> [Exercise task]: Gather every line below where "name" appears.

=== Data shown ===

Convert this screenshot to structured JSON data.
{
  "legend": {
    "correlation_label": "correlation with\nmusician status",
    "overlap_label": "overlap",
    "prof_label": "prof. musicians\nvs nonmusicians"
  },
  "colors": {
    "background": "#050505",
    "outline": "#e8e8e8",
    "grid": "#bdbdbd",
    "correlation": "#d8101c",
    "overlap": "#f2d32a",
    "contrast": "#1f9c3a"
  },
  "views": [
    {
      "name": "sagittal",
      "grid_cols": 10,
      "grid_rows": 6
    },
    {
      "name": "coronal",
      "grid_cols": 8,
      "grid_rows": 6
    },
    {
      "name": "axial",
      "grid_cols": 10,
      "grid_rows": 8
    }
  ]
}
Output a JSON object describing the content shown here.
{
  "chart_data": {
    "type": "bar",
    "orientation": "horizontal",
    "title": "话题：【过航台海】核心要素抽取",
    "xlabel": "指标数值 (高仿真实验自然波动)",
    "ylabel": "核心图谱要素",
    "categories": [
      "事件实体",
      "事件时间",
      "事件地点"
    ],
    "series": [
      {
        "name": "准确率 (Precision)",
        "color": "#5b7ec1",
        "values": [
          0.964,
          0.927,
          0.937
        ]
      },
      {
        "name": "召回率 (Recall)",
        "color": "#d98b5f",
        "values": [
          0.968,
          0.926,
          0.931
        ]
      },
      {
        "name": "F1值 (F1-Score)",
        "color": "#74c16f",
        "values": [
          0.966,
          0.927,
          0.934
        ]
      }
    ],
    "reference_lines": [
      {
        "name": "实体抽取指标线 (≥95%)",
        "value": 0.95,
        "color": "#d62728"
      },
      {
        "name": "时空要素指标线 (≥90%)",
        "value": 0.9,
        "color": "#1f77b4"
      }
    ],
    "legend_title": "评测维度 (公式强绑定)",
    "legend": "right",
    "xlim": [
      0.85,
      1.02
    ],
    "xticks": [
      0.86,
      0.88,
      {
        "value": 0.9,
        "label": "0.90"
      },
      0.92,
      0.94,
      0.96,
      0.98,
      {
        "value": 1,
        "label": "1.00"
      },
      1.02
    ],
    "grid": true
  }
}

===

> [Task output]:
      "name": "sagittal",
      "name": "coronal",
      "name": "axial",
        "name": "准确率 (Precision)",
        "name": "召回率 (Recall)",
        "name": "F1值 (F1-Score)",
        "name": "实体抽取指标线 (≥95%)",
        "name": "时空要素指标线 (≥90%)",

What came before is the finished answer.